#### [WHAT THE EXERCISE ASKS]
Reproduce the records below, replacing every "legend-marker" with "legend-symbol" and changing nothing else. Leave out the pictures.

#### [DATA TO PROCESS]

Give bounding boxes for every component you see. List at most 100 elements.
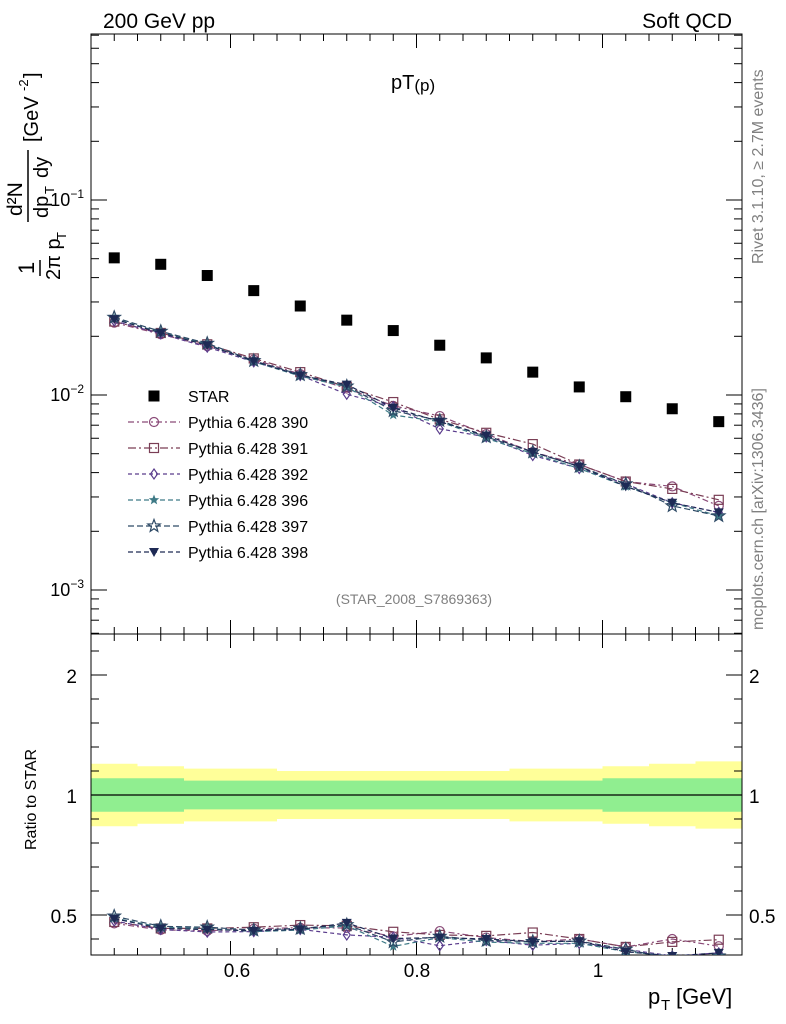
svg-text:-2: -2 [16,79,31,91]
legend-marker [146,517,162,533]
series-pythia-6-428-398 [109,315,724,518]
energy-label: 200 GeV pp [103,10,215,33]
legend-entry: STAR [148,389,229,406]
ratio-point [713,934,724,945]
axis-ticks [90,34,743,955]
legend-marker [148,416,160,428]
data-point [342,388,351,401]
x-tick-label-1: 1 [593,961,604,982]
svg-text:[GeV]: [GeV] [676,984,732,1009]
data-point [666,403,678,415]
ratio-tick-label-1-right: 1 [749,787,760,808]
legend-label: STAR [188,389,229,406]
x-tick-labels: 0.6 0.8 1 [224,961,604,982]
data-point [294,300,306,312]
ratio-line [114,922,719,948]
svg-text:T: T [42,186,57,194]
legend-marker [149,548,159,557]
data-point [713,416,725,428]
y-tick-label-0.001: 10−3 [50,577,84,600]
ratio-point [109,914,120,924]
data-point [155,328,166,338]
data-point [573,381,585,393]
data-point [620,391,632,403]
svg-text:d²N: d²N [4,182,27,216]
legend-entry: Pythia 6.428 392 [128,467,308,484]
data-point [434,339,446,351]
ratio-line [114,917,669,955]
mcplots-credit-label: mcplots.cern.ch [arXiv:1306.3436] [750,388,767,630]
data-point [710,507,727,523]
svg-text:2π p: 2π p [43,238,65,280]
data-point [248,285,260,297]
ratio-point [341,918,352,928]
legend-label: Pythia 6.428 392 [188,467,308,484]
ratio-point [667,952,678,955]
svg-text:T: T [661,997,670,1014]
main-y-axis-label: 1 2π p T d²N dp T dy [GeV -2 ] [4,72,69,280]
main-panel-frame [90,33,743,635]
ratio-point [202,925,213,935]
ratio-series-pythia-6-428-397 [106,908,727,955]
ratio-point [667,936,678,947]
ratio-point [527,937,538,947]
main-series [106,252,727,523]
ratio-point [620,947,631,955]
data-point [480,352,492,364]
ratio-tick-label-2-right: 2 [749,667,760,688]
ratio-tick-label-1: 1 [66,787,77,808]
ratio-point [435,939,444,952]
process-label: Soft QCD [642,10,732,33]
ratio-point [713,948,724,955]
ratio-point [155,924,166,934]
svg-text:dy: dy [31,157,53,178]
ratio-tick-label-0.5: 0.5 [51,907,77,928]
ratio-point [710,947,727,955]
ratio-line [114,918,719,955]
ratio-uncertainty-bands [91,761,742,829]
plot-title: pT(p) [391,72,435,95]
ratio-series-pythia-6-428-398 [109,914,724,955]
ratio-line [114,915,658,955]
data-point [620,482,631,492]
data-point [109,315,120,325]
legend-label: Pythia 6.428 391 [188,441,308,458]
data-point [713,494,724,505]
legend-entry: Pythia 6.428 391 [128,441,308,458]
ratio-point [388,940,399,951]
x-tick-label-0.8: 0.8 [404,961,430,982]
data-point [155,258,167,270]
legend-marker [149,467,159,481]
svg-text:T: T [54,232,69,240]
svg-text:1: 1 [14,262,39,274]
data-point [202,341,213,351]
ratio-point [342,928,351,941]
series-star [108,252,725,428]
legend-entry: Pythia 6.428 397 [128,517,308,536]
y-tick-label-0.01: 10−2 [50,382,84,405]
legend-marker [148,442,160,454]
data-point [713,508,724,518]
data-point [201,270,213,282]
data-point [667,483,678,494]
legend-label: Pythia 6.428 397 [188,519,308,536]
svg-text:]: ] [21,72,43,78]
data-point [667,498,678,508]
ratio-point [248,926,259,936]
ratio-point [385,933,402,949]
data-point [527,366,539,378]
data-point [574,462,585,472]
series-line [114,316,719,517]
y-tick-label-0.1: 10−1 [50,187,84,210]
ratio-tick-label-2: 2 [66,667,77,688]
ratio-series [106,908,727,955]
data-point [434,417,445,427]
x-axis-label: p T [GeV] [648,984,732,1014]
data-point [388,409,399,420]
legend-entry: Pythia 6.428 390 [128,415,308,432]
ratio-point [388,934,399,944]
data-point [108,252,120,264]
x-tick-label-0.6: 0.6 [224,961,250,982]
ratio-point [527,927,538,938]
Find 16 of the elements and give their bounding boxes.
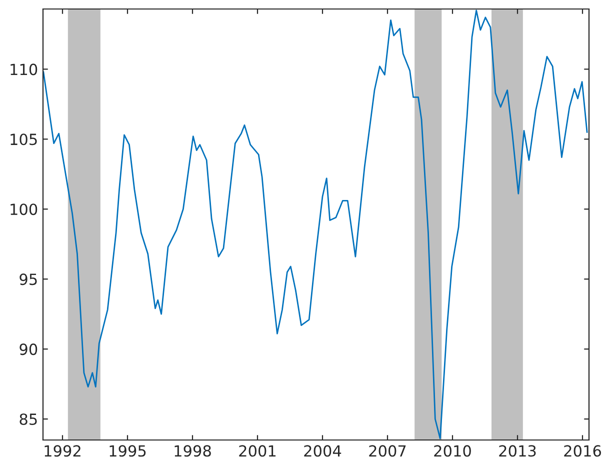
x-tick-label: 1995	[110, 445, 146, 457]
x-tick-label: 2016	[564, 445, 601, 457]
line-series	[43, 10, 588, 440]
y-tick-label: 100	[10, 204, 38, 216]
y-tick-label: 85	[20, 413, 37, 426]
y-tick-label: 110	[10, 64, 38, 76]
y-tick-label: 90	[20, 344, 38, 356]
y-tick-label: 105	[10, 134, 37, 146]
x-tick-label: 2001	[239, 445, 276, 457]
x-tick-label: 2007	[369, 445, 406, 457]
y-tick-label: 95	[20, 274, 37, 286]
x-tick-label: 1992	[44, 445, 80, 457]
x-tick-label: 2004	[304, 445, 342, 457]
x-tick-label: 2013	[499, 445, 536, 457]
x-tick-label: 2010	[434, 445, 471, 457]
x-tick-label: 1998	[174, 445, 211, 457]
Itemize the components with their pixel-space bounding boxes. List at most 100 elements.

#### [ANSWER FOR THIS EXERCISE]
Give bounding boxes for every component you see. List at most 100 elements.
svg-text:-2: -2 [16,79,31,91]
legend-symbol [146,517,162,533]
series-pythia-6-428-398 [109,315,724,518]
energy-label: 200 GeV pp [103,10,215,33]
legend-entry: STAR [148,389,229,406]
ratio-point [713,934,724,945]
axis-ticks [90,34,743,955]
legend-symbol [148,416,160,428]
data-point [342,388,351,401]
x-tick-label-1: 1 [593,961,604,982]
svg-text:[GeV]: [GeV] [676,984,732,1009]
data-point [666,403,678,415]
ratio-tick-label-1-right: 1 [749,787,760,808]
legend-label: STAR [188,389,229,406]
x-tick-labels: 0.6 0.8 1 [224,961,604,982]
data-point [294,300,306,312]
ratio-line [114,922,719,948]
svg-text:T: T [42,186,57,194]
legend-symbol [149,548,159,557]
data-point [713,416,725,428]
y-tick-label-0.001: 10−3 [50,577,84,600]
ratio-point [109,914,120,924]
data-point [155,328,166,338]
data-point [573,381,585,393]
data-point [620,391,632,403]
svg-text:d²N: d²N [4,182,27,216]
legend-entry: Pythia 6.428 392 [128,467,308,484]
data-point [434,339,446,351]
ratio-line [114,917,669,955]
mcplots-credit-label: mcplots.cern.ch [arXiv:1306.3436] [750,388,767,630]
data-point [710,507,727,523]
svg-text:2π p: 2π p [43,238,65,280]
data-point [248,285,260,297]
ratio-point [341,918,352,928]
legend-label: Pythia 6.428 392 [188,467,308,484]
ratio-point [667,952,678,955]
svg-text:T: T [661,997,670,1014]
main-y-axis-label: 1 2π p T d²N dp T dy [GeV -2 ] [4,72,69,280]
main-panel-frame [90,33,743,635]
ratio-point [202,925,213,935]
ratio-series-pythia-6-428-397 [106,908,727,955]
ratio-point [667,936,678,947]
ratio-point [527,937,538,947]
main-series [106,252,727,523]
ratio-point [620,947,631,955]
data-point [480,352,492,364]
ratio-tick-label-2-right: 2 [749,667,760,688]
ratio-tick-label-1: 1 [66,787,77,808]
ratio-point [435,939,444,952]
process-label: Soft QCD [642,10,732,33]
ratio-point [713,948,724,955]
ratio-point [155,924,166,934]
svg-text:dy: dy [31,157,53,178]
ratio-tick-label-0.5: 0.5 [51,907,77,928]
ratio-point [710,947,727,955]
ratio-line [114,918,719,955]
ratio-uncertainty-bands [91,761,742,829]
plot-title: pT(p) [391,72,435,95]
ratio-series-pythia-6-428-398 [109,914,724,955]
ratio-line [114,915,658,955]
data-point [620,482,631,492]
data-point [109,315,120,325]
legend-label: Pythia 6.428 391 [188,441,308,458]
data-point [713,494,724,505]
legend-entry: Pythia 6.428 391 [128,441,308,458]
ratio-point [388,940,399,951]
x-tick-label-0.8: 0.8 [404,961,430,982]
data-point [155,258,167,270]
legend-symbol [149,467,159,481]
svg-text:T: T [54,232,69,240]
svg-text:1: 1 [14,262,39,274]
data-point [202,341,213,351]
ratio-point [342,928,351,941]
series-star [108,252,725,428]
legend-entry: Pythia 6.428 397 [128,517,308,536]
y-tick-label-0.01: 10−2 [50,382,84,405]
legend-symbol [148,442,160,454]
data-point [713,508,724,518]
data-point [201,270,213,282]
data-point [667,483,678,494]
legend-label: Pythia 6.428 397 [188,519,308,536]
svg-text:]: ] [21,72,43,78]
data-point [667,498,678,508]
ratio-point [248,926,259,936]
ratio-point [385,933,402,949]
data-point [527,366,539,378]
data-point [574,462,585,472]
series-line [114,316,719,517]
y-tick-label-0.1: 10−1 [50,187,84,210]
ratio-tick-label-2: 2 [66,667,77,688]
ratio-series [106,908,727,955]
data-point [434,417,445,427]
x-axis-label: p T [GeV] [648,984,732,1014]
data-point [388,409,399,420]
legend-entry: Pythia 6.428 390 [128,415,308,432]
ratio-point [388,934,399,944]
data-point [108,252,120,264]
x-tick-label-0.6: 0.6 [224,961,250,982]
ratio-point [527,927,538,938]
Find 16 of the elements and give their bounding boxes.
x-tick-label: 1995	[110, 445, 146, 457]
x-tick-label: 2016	[564, 445, 601, 457]
line-series	[43, 10, 588, 440]
y-tick-label: 100	[10, 204, 38, 216]
y-tick-label: 85	[20, 413, 37, 426]
y-tick-label: 110	[10, 64, 38, 76]
y-tick-label: 90	[20, 344, 38, 356]
y-tick-label: 105	[10, 134, 37, 146]
x-tick-label: 2001	[239, 445, 276, 457]
x-tick-label: 2007	[369, 445, 406, 457]
y-tick-label: 95	[20, 274, 37, 286]
x-tick-label: 1992	[44, 445, 80, 457]
x-tick-label: 2004	[304, 445, 342, 457]
x-tick-label: 2013	[499, 445, 536, 457]
x-tick-label: 2010	[434, 445, 471, 457]
x-tick-label: 1998	[174, 445, 211, 457]
Itemize the components with their pixel-space bounding boxes. List at most 100 elements.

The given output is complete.